» **REQUIRED TASK**
Retype all of the entries word for word.

» **ENTRIES PROVIDED**

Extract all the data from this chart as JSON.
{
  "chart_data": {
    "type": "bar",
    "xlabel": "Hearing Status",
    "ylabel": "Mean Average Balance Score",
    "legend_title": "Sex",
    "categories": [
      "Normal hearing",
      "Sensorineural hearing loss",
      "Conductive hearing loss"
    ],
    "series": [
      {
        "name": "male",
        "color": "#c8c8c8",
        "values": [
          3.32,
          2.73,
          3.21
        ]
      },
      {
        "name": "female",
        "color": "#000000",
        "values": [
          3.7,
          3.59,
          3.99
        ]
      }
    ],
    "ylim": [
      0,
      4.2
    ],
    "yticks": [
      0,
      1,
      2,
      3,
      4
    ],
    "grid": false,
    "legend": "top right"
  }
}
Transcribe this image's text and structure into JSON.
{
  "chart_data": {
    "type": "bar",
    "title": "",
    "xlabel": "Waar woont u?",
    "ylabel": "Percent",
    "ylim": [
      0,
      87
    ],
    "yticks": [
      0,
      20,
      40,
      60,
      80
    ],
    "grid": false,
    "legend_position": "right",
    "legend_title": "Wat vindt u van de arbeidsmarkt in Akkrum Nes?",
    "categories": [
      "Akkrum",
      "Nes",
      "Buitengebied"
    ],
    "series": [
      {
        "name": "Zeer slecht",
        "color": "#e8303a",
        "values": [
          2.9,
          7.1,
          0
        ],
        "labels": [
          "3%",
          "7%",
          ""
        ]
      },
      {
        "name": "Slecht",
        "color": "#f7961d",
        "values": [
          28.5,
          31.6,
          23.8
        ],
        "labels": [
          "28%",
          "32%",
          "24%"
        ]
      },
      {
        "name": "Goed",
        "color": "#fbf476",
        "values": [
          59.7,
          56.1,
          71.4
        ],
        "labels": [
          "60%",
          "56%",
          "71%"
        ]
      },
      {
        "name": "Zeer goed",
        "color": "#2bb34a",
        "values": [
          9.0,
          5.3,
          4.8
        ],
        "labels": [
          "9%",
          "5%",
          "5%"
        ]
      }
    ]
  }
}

» **ANSWER TO THE TASK**
Extract all the data from this chart as JSON.
{
  "chart_data": {
    "type": "bar",
    "xlabel": "Hearing Status",
    "ylabel": "Mean Average Balance Score",
    "legend_title": "Sex",
    "categories": [
      "Normal hearing",
      "Sensorineural hearing loss",
      "Conductive hearing loss"
    ],
    "series": [
      {
        "name": "male",
        "color": "#c8c8c8",
        "values": [
          3.32,
          2.73,
          3.21
        ]
      },
      {
        "name": "female",
        "color": "#000000",
        "values": [
          3.7,
          3.59,
          3.99
        ]
      }
    ],
    "ylim": [
      0,
      4.2
    ],
    "yticks": [
      0,
      1,
      2,
      3,
      4
    ],
    "grid": false,
    "legend": "top right"
  }
}
Transcribe this image's text and structure into JSON.
{
  "chart_data": {
    "type": "bar",
    "title": "",
    "xlabel": "Waar woont u?",
    "ylabel": "Percent",
    "ylim": [
      0,
      87
    ],
    "yticks": [
      0,
      20,
      40,
      60,
      80
    ],
    "grid": false,
    "legend_position": "right",
    "legend_title": "Wat vindt u van de arbeidsmarkt in Akkrum Nes?",
    "categories": [
      "Akkrum",
      "Nes",
      "Buitengebied"
    ],
    "series": [
      {
        "name": "Zeer slecht",
        "color": "#e8303a",
        "values": [
          2.9,
          7.1,
          0
        ],
        "labels": [
          "3%",
          "7%",
          ""
        ]
      },
      {
        "name": "Slecht",
        "color": "#f7961d",
        "values": [
          28.5,
          31.6,
          23.8
        ],
        "labels": [
          "28%",
          "32%",
          "24%"
        ]
      },
      {
        "name": "Goed",
        "color": "#fbf476",
        "values": [
          59.7,
          56.1,
          71.4
        ],
        "labels": [
          "60%",
          "56%",
          "71%"
        ]
      },
      {
        "name": "Zeer goed",
        "color": "#2bb34a",
        "values": [
          9.0,
          5.3,
          4.8
        ],
        "labels": [
          "9%",
          "5%",
          "5%"
        ]
      }
    ]
  }
}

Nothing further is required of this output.